--- 提示文 ---
------------------------------------------------------------------------

山口県下関市彦島から、風景・歴史・ものがたりなど…

沈んだ王国 

沈んだ王国


下関市の町並みを抜け、国道191号線を10キロほど北上すると安岡の地。
西側は響灘に面した美しい松林と砂浜が続く。
この沖合い2キロの海中に、久留見瀬と呼ばれる小さな瀬がある。
いつも海面の下で見えないが、干潮になると平らな岩が頭を出す。
かつて大きな島国だったのが沈んだのだという。


いまから何千年も昔のこと、この島を玄海王という王様が支配していた。
王は城の一角に高い望楼を築くことを思い立ち、島中の若者をかり出した。
島に結婚して間もない若夫婦がいた。
妻の久留見は、毎日城のほうをにがめながら、人夫として連れ出された夫の帰りを待った。
やがて望楼は雲をつくばかりの高さに完成した。
しかし、夫は帰ってこなかった。
久留見は城に行ってみたが門の中に入れてくれない。

------------------------------------------------------------------------

--- データ抜粋 ---
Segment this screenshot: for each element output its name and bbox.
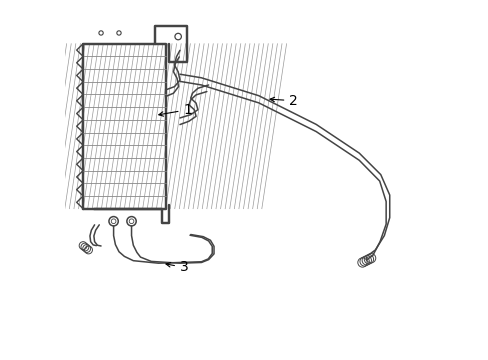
Text: 3: 3 bbox=[165, 260, 188, 274]
Text: 1: 1 bbox=[159, 103, 192, 117]
Text: 2: 2 bbox=[269, 94, 298, 108]
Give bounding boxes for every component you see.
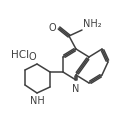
Text: HCl: HCl [11, 50, 29, 60]
Text: O: O [28, 52, 36, 62]
Text: O: O [48, 23, 56, 33]
Text: NH: NH [30, 96, 44, 106]
Text: N: N [72, 84, 80, 94]
Text: NH₂: NH₂ [83, 19, 102, 29]
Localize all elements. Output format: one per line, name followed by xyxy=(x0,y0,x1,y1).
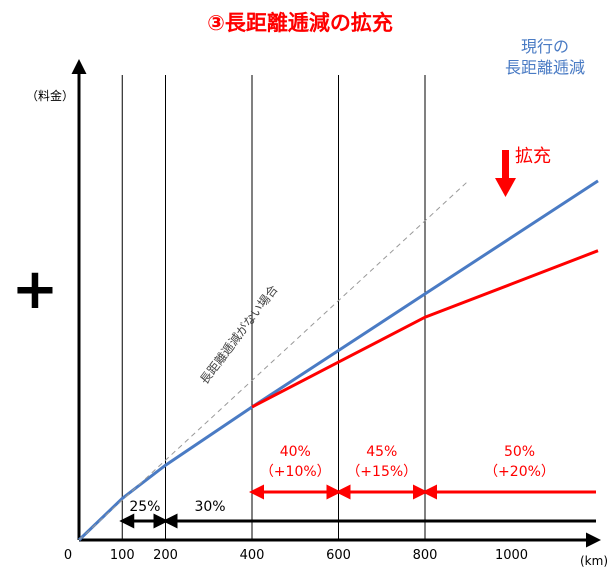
segment-sub-3: （+15%） xyxy=(346,464,417,480)
reduction-arrow-shaft xyxy=(502,150,509,180)
legend-expanded: 拡充 xyxy=(515,146,551,167)
x-tick-0: 0 xyxy=(64,548,72,563)
legend-current-line2: 長距離逓減 xyxy=(505,58,585,77)
x-tick-800: 800 xyxy=(413,548,438,563)
rate-segments: 25% 30% 40% （+10%） 45% （+15%） 50% （+20%） xyxy=(119,444,596,529)
x-axis-label: (km) xyxy=(580,554,607,568)
legend-no-reduction: 長距離逓減がない場合 xyxy=(196,282,280,387)
series-line-0 xyxy=(77,179,599,542)
series-lines xyxy=(77,179,599,542)
chart-title: ③長距離逓減の拡充 xyxy=(207,11,393,35)
segment-label-1: 30% xyxy=(194,499,225,515)
segment-label-4: 50% xyxy=(504,444,535,460)
x-tick-labels: 0 100 200 400 600 800 1000 xyxy=(64,548,528,563)
series-line-1 xyxy=(251,249,599,409)
segment-label-2: 40% xyxy=(280,444,311,460)
series-line-2 xyxy=(78,180,469,541)
x-tick-600: 600 xyxy=(326,548,351,563)
legend-current-line1: 現行の xyxy=(521,37,569,56)
segment-sub-4: （+20%） xyxy=(484,464,555,480)
reduction-arrow-head xyxy=(495,178,516,197)
vertical-gridlines xyxy=(121,75,426,540)
segment-label-3: 45% xyxy=(366,444,397,460)
x-tick-400: 400 xyxy=(240,548,265,563)
axes xyxy=(71,59,601,548)
segment-sub-2: （+10%） xyxy=(260,464,331,480)
x-tick-1000: 1000 xyxy=(495,548,528,563)
x-tick-200: 200 xyxy=(153,548,178,563)
plus-symbol: + xyxy=(12,257,59,322)
y-axis-label: （料金） xyxy=(26,88,74,103)
x-tick-100: 100 xyxy=(110,548,135,563)
segment-label-0: 25% xyxy=(129,499,160,515)
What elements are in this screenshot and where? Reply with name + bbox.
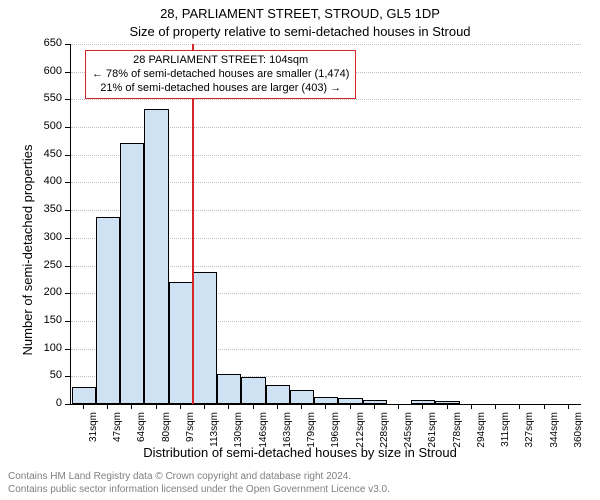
x-tick-label: 163sqm [282,412,293,452]
x-tick-mark [107,404,108,409]
y-tick-mark [65,266,70,267]
y-tick-mark [65,293,70,294]
x-tick-mark [131,404,132,409]
x-tick-mark [277,404,278,409]
info-line-1: 28 PARLIAMENT STREET: 104sqm [92,54,349,68]
x-tick-mark [156,404,157,409]
y-tick-label: 600 [22,65,62,77]
x-tick-label: 360sqm [573,412,584,452]
y-tick-label: 50 [22,369,62,381]
histogram-bar [241,377,265,404]
x-tick-mark [495,404,496,409]
x-tick-mark [180,404,181,409]
x-tick-label: 294sqm [476,412,487,452]
y-tick-mark [65,182,70,183]
y-tick-mark [65,376,70,377]
x-tick-mark [374,404,375,409]
x-tick-label: 179sqm [306,412,317,452]
x-tick-mark [253,404,254,409]
y-tick-label: 650 [22,37,62,49]
y-tick-label: 500 [22,120,62,132]
x-tick-label: 278sqm [452,412,463,452]
info-line-2: ← 78% of semi-detached houses are smalle… [92,68,349,82]
y-tick-mark [65,404,70,405]
y-tick-label: 350 [22,203,62,215]
y-tick-label: 450 [22,148,62,160]
x-tick-mark [83,404,84,409]
y-tick-mark [65,349,70,350]
x-tick-label: 344sqm [549,412,560,452]
y-tick-mark [65,210,70,211]
x-tick-mark [519,404,520,409]
y-tick-label: 100 [22,342,62,354]
histogram-bar [144,109,168,404]
x-tick-mark [398,404,399,409]
x-tick-mark [350,404,351,409]
x-tick-mark [301,404,302,409]
y-tick-label: 150 [22,314,62,326]
histogram-bar [314,397,338,404]
histogram-bar [217,374,241,404]
x-tick-label: 97sqm [185,412,196,452]
histogram-bar [338,398,362,404]
x-tick-mark [568,404,569,409]
x-tick-label: 196sqm [330,412,341,452]
x-tick-label: 212sqm [355,412,366,452]
y-tick-mark [65,44,70,45]
y-tick-mark [65,72,70,73]
y-tick-mark [65,238,70,239]
y-tick-label: 250 [22,259,62,271]
footer-copyright-2: Contains public sector information licen… [8,484,390,495]
histogram-bar [411,400,435,404]
histogram-bar [266,385,290,404]
x-tick-label: 64sqm [136,412,147,452]
y-tick-label: 0 [22,397,62,409]
x-tick-label: 31sqm [88,412,99,452]
x-tick-label: 327sqm [524,412,535,452]
x-tick-mark [204,404,205,409]
x-tick-label: 261sqm [427,412,438,452]
x-tick-label: 130sqm [233,412,244,452]
info-line-3: 21% of semi-detached houses are larger (… [92,82,349,96]
x-tick-label: 47sqm [112,412,123,452]
x-tick-label: 245sqm [403,412,414,452]
x-tick-label: 113sqm [209,412,220,452]
title-line-1: 28, PARLIAMENT STREET, STROUD, GL5 1DP [0,6,600,21]
y-tick-mark [65,321,70,322]
x-tick-mark [325,404,326,409]
y-tick-mark [65,99,70,100]
histogram-bar [363,400,387,404]
y-tick-label: 550 [22,92,62,104]
histogram-bar [169,282,193,404]
title-line-2: Size of property relative to semi-detach… [0,24,600,39]
info-annotation-box: 28 PARLIAMENT STREET: 104sqm ← 78% of se… [85,50,356,99]
x-tick-label: 80sqm [161,412,172,452]
gridline [71,99,581,100]
y-tick-label: 400 [22,175,62,187]
x-tick-mark [471,404,472,409]
y-tick-mark [65,155,70,156]
footer-copyright-1: Contains HM Land Registry data © Crown c… [8,471,351,482]
x-tick-mark [447,404,448,409]
x-tick-label: 228sqm [379,412,390,452]
histogram-bar [120,143,144,404]
y-tick-label: 300 [22,231,62,243]
y-tick-label: 200 [22,286,62,298]
x-tick-label: 311sqm [500,412,511,452]
histogram-bar [96,217,120,404]
x-tick-mark [544,404,545,409]
histogram-bar [435,401,459,404]
y-tick-mark [65,127,70,128]
histogram-bar [290,390,314,404]
x-tick-label: 146sqm [258,412,269,452]
y-axis-label: Number of semi-detached properties [18,60,38,440]
x-tick-mark [422,404,423,409]
histogram-bar [72,387,96,404]
histogram-bar [193,272,217,404]
gridline [71,44,581,45]
x-tick-mark [228,404,229,409]
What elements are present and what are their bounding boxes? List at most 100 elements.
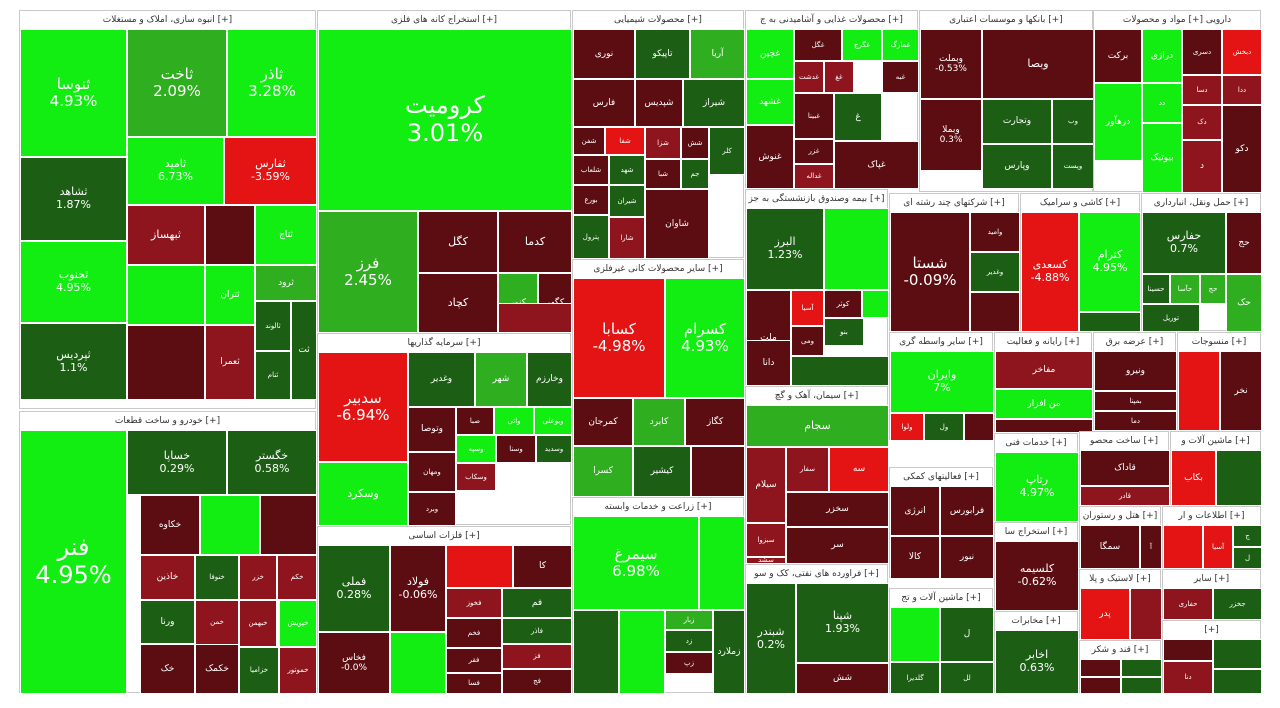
stock-tile[interactable]: سیلام bbox=[746, 447, 786, 523]
sector-title[interactable]: لاستیک و پلا [+] bbox=[1080, 570, 1160, 588]
stock-tile[interactable]: بنو bbox=[824, 318, 864, 346]
stock-tile[interactable]: نوری bbox=[573, 29, 635, 79]
stock-tile[interactable]: کوثر bbox=[824, 290, 862, 318]
sector-title[interactable]: استخراج سا [+] bbox=[995, 523, 1077, 541]
stock-tile[interactable] bbox=[1163, 525, 1203, 569]
sector-title[interactable]: سایر واسطه گری [+] bbox=[890, 333, 992, 351]
stock-tile[interactable]: نخر bbox=[1220, 351, 1262, 431]
stock-tile[interactable]: ل bbox=[940, 607, 994, 662]
stock-tile[interactable]: وبوعلی bbox=[534, 407, 572, 435]
stock-tile[interactable]: دنا bbox=[1163, 661, 1213, 694]
stock-tile[interactable]: کدما bbox=[498, 211, 572, 273]
stock-tile[interactable]: مفاخر bbox=[995, 351, 1093, 389]
stock-tile[interactable]: وپست bbox=[1052, 144, 1094, 189]
stock-tile[interactable]: سبزوا bbox=[746, 523, 786, 557]
sector-title[interactable]: منسوجات [+] bbox=[1178, 333, 1260, 351]
stock-tile[interactable]: زبار bbox=[665, 610, 713, 630]
stock-tile[interactable]: وبرد bbox=[408, 492, 456, 526]
stock-tile[interactable] bbox=[1213, 639, 1262, 669]
stock-tile[interactable] bbox=[260, 495, 317, 555]
stock-tile[interactable]: شستا -0.09% bbox=[890, 212, 970, 332]
stock-tile[interactable]: ثاذر 3.28% bbox=[227, 29, 317, 137]
stock-tile[interactable]: شبندر 0.2% bbox=[746, 583, 796, 694]
sector-title[interactable]: هتل و رستوران [+] bbox=[1080, 507, 1160, 525]
stock-tile[interactable]: ولوا bbox=[890, 413, 924, 441]
stock-tile[interactable]: زپ bbox=[665, 652, 713, 674]
stock-tile[interactable]: خبهمن bbox=[239, 600, 277, 647]
stock-tile[interactable]: جم bbox=[681, 159, 709, 189]
stock-tile[interactable]: ونیرو bbox=[1094, 351, 1177, 391]
sector-title[interactable]: حمل ونقل، انبارداری [+] bbox=[1142, 194, 1260, 212]
sector-title[interactable]: قند و شکر [+] bbox=[1080, 641, 1160, 659]
stock-tile[interactable]: غگرج bbox=[842, 29, 882, 61]
stock-tile[interactable]: خموتور bbox=[279, 647, 317, 694]
stock-tile[interactable]: وبصا bbox=[982, 29, 1094, 99]
stock-tile[interactable]: سخزر bbox=[786, 492, 889, 527]
stock-tile[interactable]: شهر bbox=[475, 352, 527, 407]
stock-tile[interactable]: کا bbox=[513, 545, 572, 588]
stock-tile[interactable]: کلسیمه -0.62% bbox=[995, 541, 1079, 611]
stock-tile[interactable] bbox=[890, 607, 940, 662]
stock-tile[interactable]: شیران bbox=[609, 185, 645, 217]
stock-tile[interactable]: آسیا bbox=[1203, 525, 1233, 569]
stock-tile[interactable]: شپنا 1.93% bbox=[796, 583, 889, 663]
stock-tile[interactable] bbox=[691, 446, 745, 497]
stock-tile[interactable]: فج bbox=[502, 669, 572, 694]
stock-tile[interactable] bbox=[446, 545, 513, 588]
sector-title[interactable]: ماشین آلات و تج [+] bbox=[890, 589, 992, 607]
sector-title[interactable]: [+] bbox=[1163, 621, 1260, 639]
stock-tile[interactable]: شفا bbox=[605, 127, 645, 155]
stock-tile[interactable]: غشهد bbox=[746, 79, 794, 125]
stock-tile[interactable]: قادر bbox=[1080, 486, 1170, 506]
stock-tile[interactable]: شیراز bbox=[683, 79, 745, 127]
stock-tile[interactable] bbox=[1121, 659, 1162, 677]
stock-tile[interactable]: وتوصا bbox=[408, 407, 456, 452]
stock-tile[interactable] bbox=[970, 292, 1020, 332]
stock-tile[interactable]: دکو bbox=[1222, 105, 1262, 193]
stock-tile[interactable]: غدشت bbox=[794, 61, 824, 93]
stock-tile[interactable]: کسرام 4.93% bbox=[665, 278, 745, 398]
stock-tile[interactable]: شزا bbox=[645, 127, 681, 159]
sector-title[interactable]: محصولات غذایی و آشامیدنی به ج [+] bbox=[746, 11, 917, 29]
sector-title[interactable]: انبوه سازی، املاک و مستغلات [+] bbox=[20, 11, 315, 29]
stock-tile[interactable] bbox=[824, 208, 889, 290]
stock-tile[interactable] bbox=[1216, 450, 1262, 506]
stock-tile[interactable] bbox=[205, 205, 255, 265]
stock-tile[interactable]: ل bbox=[1233, 547, 1262, 569]
sector-title[interactable]: مخابرات [+] bbox=[995, 612, 1077, 630]
stock-tile[interactable]: ومهان bbox=[408, 452, 456, 492]
sector-title[interactable]: بیمه وصندوق بازنشستگی به جز [+] bbox=[746, 190, 887, 208]
stock-tile[interactable]: زد bbox=[665, 630, 713, 652]
stock-tile[interactable]: تاپیکو bbox=[635, 29, 690, 79]
stock-tile[interactable]: شفن bbox=[573, 127, 605, 155]
stock-tile[interactable]: وخارزم bbox=[527, 352, 572, 407]
stock-tile[interactable]: فم bbox=[502, 588, 572, 618]
stock-tile[interactable]: وامید bbox=[970, 212, 1020, 252]
stock-tile[interactable]: فرابورس bbox=[940, 486, 994, 536]
stock-tile[interactable]: ثجنوب 4.95% bbox=[20, 241, 127, 323]
stock-tile[interactable]: صبا bbox=[456, 407, 494, 435]
stock-tile[interactable]: وسکرد bbox=[318, 462, 408, 526]
stock-tile[interactable]: سجام bbox=[746, 405, 889, 447]
stock-tile[interactable]: خکاوه bbox=[140, 495, 200, 555]
stock-tile[interactable]: البرز 1.23% bbox=[746, 208, 824, 290]
stock-tile[interactable]: خاذین bbox=[140, 555, 195, 600]
stock-tile[interactable]: سدبیر -6.94% bbox=[318, 352, 408, 462]
sector-title[interactable]: خدمات فنی [+] bbox=[995, 434, 1077, 452]
sector-title[interactable]: استخراج کانه های فلزی [+] bbox=[318, 11, 570, 29]
stock-tile[interactable]: ورنا bbox=[140, 600, 195, 644]
stock-tile[interactable]: وسپه bbox=[456, 435, 496, 463]
stock-tile[interactable]: ثبهساز bbox=[127, 205, 205, 265]
stock-tile[interactable]: غغ bbox=[824, 61, 854, 93]
stock-tile[interactable]: آسیا bbox=[791, 290, 824, 326]
stock-tile[interactable]: بیوتیک bbox=[1142, 123, 1182, 193]
stock-tile[interactable]: غ bbox=[834, 93, 882, 141]
sector-title[interactable]: زراعت و خدمات وابسته [+] bbox=[573, 498, 743, 516]
stock-tile[interactable]: وغدیر bbox=[408, 352, 475, 407]
stock-tile[interactable]: وتجارت bbox=[982, 99, 1052, 144]
stock-tile[interactable]: سمگا bbox=[1080, 525, 1140, 569]
stock-tile[interactable]: وپارس bbox=[982, 144, 1052, 189]
stock-tile[interactable] bbox=[1178, 351, 1220, 431]
stock-tile[interactable] bbox=[573, 610, 619, 694]
stock-tile[interactable]: فارس bbox=[573, 79, 635, 127]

------------------------------------------------------------------------

--- 今回の課題 ---
1) 沈んだ王国の文章から、「いつも海面の下で見えないが、干潮になると平らな岩が頭を出す。」で始まり「やがて望楼は雲をつくばかりの高さに完成した。」で終わる部分を、一字も変えずに書き写してください。
2) 沈んだ王国の文章にある「やがて望楼は雲をつくばかりの高さに完成した。」という一文を英語に訳してください。
データは沈んだ王国の文章とは別の資料です。

--- 課題ごとの解答 ---
1)
いつも海面の下で見えないが、干潮になると平らな岩が頭を出す。
かつて大きな島国だったのが沈んだのだという。


いまから何千年も昔のこと、この島を玄海王という王様が支配していた。
王は城の一角に高い望楼を築くことを思い立ち、島中の若者をかり出した。
島に結婚して間もない若夫婦がいた。
妻の久留見は、毎日城のほうをにがめながら、人夫として連れ出された夫の帰りを待った。
やがて望楼は雲をつくばかりの高さに完成した。

2) Eventually the watchtower was completed, so tall that it seemed to reach the clouds.